▶ _Requirement_: Consider the records below. How many of their lines include the word "github"? State the number and nothing else.

▶ _Provided data_:
+---+

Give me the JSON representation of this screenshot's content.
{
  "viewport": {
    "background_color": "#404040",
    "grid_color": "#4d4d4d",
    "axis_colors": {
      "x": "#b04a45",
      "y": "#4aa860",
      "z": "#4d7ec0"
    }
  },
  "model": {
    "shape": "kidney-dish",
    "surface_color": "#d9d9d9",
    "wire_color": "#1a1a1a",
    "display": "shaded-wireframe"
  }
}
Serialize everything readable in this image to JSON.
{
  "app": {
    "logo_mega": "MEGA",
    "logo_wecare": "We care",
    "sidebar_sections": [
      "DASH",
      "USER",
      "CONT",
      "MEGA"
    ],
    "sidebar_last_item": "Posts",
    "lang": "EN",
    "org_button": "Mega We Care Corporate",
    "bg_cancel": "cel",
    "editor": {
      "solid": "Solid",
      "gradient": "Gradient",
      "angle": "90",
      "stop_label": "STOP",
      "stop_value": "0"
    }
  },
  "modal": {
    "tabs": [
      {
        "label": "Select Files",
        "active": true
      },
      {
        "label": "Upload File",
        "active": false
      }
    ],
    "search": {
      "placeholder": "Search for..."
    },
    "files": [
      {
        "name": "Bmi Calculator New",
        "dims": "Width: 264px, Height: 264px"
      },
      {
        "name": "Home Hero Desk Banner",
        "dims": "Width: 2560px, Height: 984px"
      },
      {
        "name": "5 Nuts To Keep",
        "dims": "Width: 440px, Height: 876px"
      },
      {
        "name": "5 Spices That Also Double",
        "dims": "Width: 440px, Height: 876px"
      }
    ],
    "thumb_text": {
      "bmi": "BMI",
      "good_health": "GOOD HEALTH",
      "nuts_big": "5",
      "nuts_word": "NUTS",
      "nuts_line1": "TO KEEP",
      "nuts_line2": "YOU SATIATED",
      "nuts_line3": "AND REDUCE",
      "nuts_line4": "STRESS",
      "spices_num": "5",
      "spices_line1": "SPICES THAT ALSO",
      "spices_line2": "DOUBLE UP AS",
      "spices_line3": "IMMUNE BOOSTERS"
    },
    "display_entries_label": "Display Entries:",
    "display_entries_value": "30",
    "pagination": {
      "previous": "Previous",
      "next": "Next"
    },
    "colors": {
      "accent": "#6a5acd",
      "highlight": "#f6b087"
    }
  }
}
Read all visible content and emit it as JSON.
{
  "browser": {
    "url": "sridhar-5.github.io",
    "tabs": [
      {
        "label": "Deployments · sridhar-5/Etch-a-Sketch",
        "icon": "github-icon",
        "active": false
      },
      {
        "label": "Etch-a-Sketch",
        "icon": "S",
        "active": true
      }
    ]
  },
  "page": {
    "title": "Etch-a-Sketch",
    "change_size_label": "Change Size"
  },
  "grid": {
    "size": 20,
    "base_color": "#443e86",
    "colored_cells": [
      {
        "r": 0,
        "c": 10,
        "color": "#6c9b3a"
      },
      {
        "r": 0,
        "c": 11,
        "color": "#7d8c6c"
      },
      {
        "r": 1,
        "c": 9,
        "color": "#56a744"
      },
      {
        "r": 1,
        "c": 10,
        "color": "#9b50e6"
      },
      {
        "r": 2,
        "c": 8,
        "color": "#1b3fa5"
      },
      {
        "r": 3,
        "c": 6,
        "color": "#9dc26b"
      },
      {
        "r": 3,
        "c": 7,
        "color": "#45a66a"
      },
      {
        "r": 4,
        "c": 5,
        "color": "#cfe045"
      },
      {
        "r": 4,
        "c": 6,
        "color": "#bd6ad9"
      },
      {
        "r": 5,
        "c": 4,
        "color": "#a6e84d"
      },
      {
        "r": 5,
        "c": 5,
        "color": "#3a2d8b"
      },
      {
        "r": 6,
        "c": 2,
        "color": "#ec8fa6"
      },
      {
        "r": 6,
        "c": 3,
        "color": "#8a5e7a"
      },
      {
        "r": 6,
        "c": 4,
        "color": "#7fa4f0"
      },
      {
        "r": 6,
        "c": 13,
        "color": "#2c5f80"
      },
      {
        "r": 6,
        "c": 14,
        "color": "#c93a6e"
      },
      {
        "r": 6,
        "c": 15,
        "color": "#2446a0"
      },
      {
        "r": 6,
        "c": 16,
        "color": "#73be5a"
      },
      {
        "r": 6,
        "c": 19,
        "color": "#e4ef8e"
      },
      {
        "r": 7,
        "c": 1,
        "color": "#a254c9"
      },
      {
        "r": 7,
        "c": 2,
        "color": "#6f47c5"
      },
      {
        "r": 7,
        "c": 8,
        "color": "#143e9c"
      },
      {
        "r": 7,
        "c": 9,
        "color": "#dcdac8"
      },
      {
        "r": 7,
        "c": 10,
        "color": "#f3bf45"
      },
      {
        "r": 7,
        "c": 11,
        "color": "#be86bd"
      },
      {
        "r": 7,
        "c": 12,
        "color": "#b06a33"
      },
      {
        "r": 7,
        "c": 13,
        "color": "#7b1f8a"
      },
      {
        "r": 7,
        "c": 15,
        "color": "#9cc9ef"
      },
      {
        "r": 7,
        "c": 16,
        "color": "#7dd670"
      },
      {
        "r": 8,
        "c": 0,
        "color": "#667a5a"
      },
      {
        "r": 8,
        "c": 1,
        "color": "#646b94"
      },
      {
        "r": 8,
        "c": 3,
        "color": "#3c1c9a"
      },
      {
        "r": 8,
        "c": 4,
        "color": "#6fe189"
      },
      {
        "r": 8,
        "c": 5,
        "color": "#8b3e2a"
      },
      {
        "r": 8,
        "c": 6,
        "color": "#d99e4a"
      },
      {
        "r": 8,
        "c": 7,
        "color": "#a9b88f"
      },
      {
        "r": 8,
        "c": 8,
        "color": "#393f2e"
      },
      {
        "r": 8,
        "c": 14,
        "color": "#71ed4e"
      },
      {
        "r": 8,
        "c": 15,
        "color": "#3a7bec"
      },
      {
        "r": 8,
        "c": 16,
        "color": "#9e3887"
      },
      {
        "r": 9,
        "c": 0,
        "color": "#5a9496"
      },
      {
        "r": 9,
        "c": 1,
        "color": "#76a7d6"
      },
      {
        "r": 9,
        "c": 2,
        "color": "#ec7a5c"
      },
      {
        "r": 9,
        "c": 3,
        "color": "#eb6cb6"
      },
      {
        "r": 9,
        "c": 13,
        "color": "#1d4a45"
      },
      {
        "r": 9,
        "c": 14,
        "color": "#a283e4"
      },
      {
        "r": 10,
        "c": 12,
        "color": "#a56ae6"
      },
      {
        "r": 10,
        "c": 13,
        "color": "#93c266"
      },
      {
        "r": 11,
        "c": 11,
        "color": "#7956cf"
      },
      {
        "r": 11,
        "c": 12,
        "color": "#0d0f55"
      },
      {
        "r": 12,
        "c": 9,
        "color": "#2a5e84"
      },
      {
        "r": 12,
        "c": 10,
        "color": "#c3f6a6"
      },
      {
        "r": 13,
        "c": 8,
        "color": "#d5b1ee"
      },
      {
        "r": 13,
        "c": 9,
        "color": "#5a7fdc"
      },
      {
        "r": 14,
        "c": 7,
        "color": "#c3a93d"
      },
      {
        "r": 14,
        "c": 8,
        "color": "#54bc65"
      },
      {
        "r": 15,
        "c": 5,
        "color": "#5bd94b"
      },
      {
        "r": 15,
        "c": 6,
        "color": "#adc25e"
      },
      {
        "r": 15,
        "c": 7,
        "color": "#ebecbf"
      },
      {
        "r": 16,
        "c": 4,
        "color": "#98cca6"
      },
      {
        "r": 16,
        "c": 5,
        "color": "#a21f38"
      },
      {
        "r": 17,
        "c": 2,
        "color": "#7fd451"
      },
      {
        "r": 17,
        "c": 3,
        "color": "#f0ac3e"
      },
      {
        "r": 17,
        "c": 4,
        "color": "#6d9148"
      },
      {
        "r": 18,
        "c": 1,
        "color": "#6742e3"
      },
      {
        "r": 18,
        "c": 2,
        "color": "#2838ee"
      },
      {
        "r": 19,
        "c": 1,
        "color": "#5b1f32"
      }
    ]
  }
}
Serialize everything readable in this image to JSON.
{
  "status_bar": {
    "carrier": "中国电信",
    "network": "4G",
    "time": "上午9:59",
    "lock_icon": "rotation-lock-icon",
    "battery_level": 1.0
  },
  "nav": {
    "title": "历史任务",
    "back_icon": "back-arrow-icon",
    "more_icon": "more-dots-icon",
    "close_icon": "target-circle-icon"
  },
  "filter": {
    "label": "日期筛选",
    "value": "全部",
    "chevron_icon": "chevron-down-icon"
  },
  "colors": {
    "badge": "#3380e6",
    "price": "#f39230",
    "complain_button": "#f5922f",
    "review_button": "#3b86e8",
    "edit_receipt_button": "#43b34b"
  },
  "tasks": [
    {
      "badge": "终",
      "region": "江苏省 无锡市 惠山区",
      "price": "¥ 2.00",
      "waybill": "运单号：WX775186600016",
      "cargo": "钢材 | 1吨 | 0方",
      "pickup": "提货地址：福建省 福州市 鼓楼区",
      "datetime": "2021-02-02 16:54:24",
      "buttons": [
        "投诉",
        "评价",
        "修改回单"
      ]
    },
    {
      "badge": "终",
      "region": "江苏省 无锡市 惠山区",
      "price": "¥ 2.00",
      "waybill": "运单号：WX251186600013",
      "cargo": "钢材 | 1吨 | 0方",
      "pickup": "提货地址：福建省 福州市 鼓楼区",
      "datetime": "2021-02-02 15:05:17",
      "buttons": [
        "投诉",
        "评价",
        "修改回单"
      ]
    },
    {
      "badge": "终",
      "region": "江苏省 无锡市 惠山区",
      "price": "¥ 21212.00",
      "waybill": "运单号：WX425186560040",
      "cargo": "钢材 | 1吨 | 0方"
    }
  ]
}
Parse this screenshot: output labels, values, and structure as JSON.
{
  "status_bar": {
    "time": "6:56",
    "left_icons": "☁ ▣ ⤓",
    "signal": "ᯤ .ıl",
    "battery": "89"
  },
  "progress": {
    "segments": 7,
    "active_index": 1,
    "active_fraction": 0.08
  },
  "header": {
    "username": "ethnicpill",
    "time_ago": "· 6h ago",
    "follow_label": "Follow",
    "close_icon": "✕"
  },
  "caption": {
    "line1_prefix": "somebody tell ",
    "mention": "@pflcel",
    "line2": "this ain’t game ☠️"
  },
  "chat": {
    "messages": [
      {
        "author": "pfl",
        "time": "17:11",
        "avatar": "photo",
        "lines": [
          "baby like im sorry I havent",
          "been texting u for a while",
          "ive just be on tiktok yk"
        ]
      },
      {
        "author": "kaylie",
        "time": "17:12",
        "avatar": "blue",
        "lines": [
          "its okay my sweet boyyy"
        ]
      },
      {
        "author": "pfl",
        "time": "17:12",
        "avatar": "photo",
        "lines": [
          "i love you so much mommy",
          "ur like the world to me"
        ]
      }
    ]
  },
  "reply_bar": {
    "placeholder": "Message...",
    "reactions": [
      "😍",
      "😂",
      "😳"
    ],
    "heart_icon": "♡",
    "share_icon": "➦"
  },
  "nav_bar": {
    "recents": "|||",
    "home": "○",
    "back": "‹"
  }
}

+---+

▶ _Exercise answer_: 2